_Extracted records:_
begin
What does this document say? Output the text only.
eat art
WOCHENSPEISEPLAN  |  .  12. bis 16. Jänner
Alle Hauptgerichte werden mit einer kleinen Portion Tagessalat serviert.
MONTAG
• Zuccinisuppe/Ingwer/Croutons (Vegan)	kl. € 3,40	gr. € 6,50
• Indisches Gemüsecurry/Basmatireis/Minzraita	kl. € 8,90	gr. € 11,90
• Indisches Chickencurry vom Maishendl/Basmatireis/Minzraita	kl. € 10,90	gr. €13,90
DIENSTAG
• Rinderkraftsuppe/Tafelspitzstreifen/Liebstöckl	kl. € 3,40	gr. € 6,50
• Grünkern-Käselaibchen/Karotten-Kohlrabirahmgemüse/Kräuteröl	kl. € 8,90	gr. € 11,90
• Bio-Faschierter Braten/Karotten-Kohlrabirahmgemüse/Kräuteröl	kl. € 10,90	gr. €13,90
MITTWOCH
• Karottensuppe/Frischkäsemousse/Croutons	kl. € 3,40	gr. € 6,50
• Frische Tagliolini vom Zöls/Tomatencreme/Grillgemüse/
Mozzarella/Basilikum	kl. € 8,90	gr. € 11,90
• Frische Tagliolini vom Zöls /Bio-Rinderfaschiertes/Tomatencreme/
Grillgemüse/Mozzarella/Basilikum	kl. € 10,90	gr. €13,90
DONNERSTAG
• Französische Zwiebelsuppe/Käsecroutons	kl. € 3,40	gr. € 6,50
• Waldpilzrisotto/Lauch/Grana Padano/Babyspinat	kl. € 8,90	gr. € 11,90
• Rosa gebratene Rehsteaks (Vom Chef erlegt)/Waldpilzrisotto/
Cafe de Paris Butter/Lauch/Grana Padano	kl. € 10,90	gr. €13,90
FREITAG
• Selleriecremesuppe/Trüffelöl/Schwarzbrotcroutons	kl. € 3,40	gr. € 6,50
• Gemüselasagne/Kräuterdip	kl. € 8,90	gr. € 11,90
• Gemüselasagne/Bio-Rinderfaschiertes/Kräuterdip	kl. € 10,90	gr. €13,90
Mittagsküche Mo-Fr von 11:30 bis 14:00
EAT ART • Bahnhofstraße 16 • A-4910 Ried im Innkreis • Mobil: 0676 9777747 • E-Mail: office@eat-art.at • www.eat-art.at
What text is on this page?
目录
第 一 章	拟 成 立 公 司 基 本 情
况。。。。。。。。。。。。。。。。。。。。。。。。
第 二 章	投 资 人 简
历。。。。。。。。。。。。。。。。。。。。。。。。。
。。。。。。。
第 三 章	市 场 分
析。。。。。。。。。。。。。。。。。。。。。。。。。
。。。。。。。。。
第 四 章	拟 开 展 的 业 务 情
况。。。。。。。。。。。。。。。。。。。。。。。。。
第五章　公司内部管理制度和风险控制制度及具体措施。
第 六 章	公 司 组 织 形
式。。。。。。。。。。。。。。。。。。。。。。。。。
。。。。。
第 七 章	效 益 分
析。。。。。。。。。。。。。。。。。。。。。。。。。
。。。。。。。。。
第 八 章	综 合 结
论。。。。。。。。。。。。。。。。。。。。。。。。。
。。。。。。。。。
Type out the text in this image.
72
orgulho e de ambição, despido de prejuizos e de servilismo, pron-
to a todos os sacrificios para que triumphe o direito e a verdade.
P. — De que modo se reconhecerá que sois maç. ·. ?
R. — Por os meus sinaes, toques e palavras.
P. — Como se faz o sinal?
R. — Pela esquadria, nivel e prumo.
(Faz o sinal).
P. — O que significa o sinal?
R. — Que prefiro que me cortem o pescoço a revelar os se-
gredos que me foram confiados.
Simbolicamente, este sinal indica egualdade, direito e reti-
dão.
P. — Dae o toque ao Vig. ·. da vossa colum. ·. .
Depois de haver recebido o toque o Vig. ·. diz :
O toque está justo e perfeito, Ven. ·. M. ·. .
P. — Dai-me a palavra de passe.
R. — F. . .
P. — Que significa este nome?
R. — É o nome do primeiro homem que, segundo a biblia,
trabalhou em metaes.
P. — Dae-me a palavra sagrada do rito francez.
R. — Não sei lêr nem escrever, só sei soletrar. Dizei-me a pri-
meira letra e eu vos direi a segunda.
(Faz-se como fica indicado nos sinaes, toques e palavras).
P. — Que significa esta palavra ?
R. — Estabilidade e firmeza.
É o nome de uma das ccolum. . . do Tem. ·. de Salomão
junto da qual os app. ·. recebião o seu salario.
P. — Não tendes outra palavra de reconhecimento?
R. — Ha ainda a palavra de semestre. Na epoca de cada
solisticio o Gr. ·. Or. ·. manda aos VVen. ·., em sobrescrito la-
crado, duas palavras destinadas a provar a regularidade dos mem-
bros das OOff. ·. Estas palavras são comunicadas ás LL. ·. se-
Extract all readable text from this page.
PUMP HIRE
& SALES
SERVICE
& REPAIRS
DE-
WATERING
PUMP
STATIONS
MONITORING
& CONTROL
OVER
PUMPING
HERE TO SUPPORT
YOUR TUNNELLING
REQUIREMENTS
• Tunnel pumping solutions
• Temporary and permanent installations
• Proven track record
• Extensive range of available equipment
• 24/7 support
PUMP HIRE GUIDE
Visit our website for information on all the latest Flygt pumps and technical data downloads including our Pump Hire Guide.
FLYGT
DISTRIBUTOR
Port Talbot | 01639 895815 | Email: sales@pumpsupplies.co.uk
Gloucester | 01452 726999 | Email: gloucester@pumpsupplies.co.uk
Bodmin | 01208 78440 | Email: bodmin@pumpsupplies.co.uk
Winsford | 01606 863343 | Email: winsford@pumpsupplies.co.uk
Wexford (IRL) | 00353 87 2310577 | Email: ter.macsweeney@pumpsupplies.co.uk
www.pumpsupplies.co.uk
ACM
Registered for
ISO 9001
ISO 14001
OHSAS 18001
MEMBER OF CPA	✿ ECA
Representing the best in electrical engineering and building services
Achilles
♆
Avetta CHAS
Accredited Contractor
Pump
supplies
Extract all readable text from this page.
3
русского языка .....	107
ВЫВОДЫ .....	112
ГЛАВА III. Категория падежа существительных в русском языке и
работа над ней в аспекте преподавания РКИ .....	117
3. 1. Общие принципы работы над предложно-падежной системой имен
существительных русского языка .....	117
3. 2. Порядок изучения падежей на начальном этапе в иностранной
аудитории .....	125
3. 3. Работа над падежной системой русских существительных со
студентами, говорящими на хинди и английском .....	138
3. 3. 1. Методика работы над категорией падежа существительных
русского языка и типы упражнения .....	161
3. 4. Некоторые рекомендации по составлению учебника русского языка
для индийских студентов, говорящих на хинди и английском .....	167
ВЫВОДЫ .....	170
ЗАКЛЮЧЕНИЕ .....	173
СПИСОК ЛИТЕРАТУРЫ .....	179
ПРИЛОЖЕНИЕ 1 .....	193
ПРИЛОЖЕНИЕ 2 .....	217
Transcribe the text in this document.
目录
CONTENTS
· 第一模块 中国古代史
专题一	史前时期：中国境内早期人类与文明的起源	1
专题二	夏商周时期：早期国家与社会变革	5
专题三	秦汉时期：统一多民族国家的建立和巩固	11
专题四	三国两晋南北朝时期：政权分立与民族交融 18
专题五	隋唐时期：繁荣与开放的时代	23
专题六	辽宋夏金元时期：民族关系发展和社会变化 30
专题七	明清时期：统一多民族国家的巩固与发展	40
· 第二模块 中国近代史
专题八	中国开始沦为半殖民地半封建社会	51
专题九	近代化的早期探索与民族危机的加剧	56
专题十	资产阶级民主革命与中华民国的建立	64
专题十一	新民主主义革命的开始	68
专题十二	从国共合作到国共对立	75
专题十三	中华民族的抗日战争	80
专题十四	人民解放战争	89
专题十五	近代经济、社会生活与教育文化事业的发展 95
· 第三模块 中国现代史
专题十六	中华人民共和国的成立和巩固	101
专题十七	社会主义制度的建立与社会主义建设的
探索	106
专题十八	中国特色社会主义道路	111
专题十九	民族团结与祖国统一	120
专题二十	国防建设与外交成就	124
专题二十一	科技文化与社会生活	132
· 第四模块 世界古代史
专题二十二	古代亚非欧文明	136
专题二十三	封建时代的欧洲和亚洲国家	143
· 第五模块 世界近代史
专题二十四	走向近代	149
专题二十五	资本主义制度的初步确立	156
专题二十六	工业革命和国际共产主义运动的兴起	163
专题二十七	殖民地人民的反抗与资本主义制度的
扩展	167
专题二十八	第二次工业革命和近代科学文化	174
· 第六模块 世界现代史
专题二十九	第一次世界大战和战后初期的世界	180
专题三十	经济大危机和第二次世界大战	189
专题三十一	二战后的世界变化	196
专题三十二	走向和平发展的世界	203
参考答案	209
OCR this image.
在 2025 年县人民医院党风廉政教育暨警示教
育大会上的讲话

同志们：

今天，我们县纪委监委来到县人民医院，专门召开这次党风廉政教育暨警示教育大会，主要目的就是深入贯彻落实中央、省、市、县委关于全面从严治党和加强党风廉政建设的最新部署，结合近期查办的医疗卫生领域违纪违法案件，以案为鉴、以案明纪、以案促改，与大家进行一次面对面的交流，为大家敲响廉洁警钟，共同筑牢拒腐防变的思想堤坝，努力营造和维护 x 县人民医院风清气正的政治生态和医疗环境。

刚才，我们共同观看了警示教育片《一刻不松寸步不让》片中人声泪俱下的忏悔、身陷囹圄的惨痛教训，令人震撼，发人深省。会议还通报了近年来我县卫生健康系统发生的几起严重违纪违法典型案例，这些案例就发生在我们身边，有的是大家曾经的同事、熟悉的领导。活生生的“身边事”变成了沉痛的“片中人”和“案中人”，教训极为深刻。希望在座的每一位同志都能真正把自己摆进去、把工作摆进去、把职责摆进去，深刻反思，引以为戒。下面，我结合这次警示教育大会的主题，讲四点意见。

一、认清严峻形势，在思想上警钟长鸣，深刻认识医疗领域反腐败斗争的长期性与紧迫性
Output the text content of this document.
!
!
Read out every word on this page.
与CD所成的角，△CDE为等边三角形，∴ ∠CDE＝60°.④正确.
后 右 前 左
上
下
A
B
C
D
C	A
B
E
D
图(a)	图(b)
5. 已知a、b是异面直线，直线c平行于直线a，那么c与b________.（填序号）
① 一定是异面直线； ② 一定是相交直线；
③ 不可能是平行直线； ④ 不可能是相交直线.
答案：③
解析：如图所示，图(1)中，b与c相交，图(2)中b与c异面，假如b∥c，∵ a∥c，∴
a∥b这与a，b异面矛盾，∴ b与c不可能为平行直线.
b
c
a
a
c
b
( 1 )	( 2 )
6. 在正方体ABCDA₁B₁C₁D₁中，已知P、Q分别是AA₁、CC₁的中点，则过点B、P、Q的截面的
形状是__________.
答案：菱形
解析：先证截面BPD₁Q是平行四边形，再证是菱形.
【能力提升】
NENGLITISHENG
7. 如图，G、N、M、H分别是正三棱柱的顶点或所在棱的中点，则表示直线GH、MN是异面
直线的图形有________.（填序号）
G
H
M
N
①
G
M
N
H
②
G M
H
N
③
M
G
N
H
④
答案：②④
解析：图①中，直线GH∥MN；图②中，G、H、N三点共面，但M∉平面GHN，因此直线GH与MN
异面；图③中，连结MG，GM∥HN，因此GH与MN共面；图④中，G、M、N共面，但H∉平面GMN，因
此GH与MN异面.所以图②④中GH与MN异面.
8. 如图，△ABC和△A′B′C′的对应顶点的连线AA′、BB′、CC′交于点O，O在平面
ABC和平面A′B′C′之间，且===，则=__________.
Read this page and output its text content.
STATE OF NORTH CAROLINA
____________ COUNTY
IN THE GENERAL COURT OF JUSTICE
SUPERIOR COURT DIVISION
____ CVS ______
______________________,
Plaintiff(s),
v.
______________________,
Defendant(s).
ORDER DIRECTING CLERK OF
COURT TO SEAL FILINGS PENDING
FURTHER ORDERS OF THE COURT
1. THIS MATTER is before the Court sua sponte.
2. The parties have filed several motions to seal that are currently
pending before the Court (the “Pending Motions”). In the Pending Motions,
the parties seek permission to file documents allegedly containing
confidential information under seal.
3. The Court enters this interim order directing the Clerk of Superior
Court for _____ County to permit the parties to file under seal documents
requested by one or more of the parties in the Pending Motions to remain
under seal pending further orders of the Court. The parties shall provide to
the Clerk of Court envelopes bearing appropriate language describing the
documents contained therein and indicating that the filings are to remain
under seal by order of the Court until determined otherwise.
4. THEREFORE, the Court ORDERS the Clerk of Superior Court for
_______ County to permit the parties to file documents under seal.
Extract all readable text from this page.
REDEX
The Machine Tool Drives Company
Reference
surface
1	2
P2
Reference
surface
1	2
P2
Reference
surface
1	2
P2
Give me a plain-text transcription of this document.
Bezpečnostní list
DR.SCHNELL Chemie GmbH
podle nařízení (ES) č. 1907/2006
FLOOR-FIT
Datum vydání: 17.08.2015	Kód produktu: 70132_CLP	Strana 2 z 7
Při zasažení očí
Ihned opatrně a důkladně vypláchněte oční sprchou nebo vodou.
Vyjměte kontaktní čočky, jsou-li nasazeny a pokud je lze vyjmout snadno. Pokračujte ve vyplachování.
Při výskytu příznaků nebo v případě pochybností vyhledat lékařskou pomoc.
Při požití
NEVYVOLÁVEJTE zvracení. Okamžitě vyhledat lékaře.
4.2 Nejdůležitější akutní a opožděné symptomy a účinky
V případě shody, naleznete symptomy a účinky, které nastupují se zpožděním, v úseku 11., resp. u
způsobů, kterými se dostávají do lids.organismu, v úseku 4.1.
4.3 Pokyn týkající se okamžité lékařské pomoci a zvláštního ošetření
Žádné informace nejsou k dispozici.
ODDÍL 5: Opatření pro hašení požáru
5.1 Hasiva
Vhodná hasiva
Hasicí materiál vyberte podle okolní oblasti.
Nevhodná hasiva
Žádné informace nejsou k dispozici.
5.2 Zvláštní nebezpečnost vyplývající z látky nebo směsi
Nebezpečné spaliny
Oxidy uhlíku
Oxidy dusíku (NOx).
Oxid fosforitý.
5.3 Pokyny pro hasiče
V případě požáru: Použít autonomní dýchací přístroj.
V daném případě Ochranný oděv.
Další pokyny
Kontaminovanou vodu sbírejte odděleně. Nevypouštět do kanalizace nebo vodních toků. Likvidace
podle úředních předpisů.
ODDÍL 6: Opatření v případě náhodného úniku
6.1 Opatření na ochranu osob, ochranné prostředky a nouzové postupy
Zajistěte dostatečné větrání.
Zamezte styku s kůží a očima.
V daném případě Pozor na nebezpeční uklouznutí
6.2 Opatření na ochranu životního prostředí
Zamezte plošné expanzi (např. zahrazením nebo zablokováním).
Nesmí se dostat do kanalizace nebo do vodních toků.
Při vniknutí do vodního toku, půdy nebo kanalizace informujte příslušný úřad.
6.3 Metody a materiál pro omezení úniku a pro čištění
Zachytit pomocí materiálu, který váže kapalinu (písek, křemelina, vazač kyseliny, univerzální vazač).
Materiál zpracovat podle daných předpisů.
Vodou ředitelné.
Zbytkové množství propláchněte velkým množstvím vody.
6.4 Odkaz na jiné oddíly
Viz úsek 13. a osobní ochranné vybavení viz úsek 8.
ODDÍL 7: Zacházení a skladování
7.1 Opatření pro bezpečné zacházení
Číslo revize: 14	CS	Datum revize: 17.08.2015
end
_REQUIRED WORK:_ Go through the listing above and list every line that has the word "symptomy".

_EXERCISE RESPONSE:_
4.2 Nejdůležitější akutní a opožděné symptomy a účinky
V případě shody, naleznete symptomy a účinky, které nastupují se zpožděním, v úseku 11., resp. u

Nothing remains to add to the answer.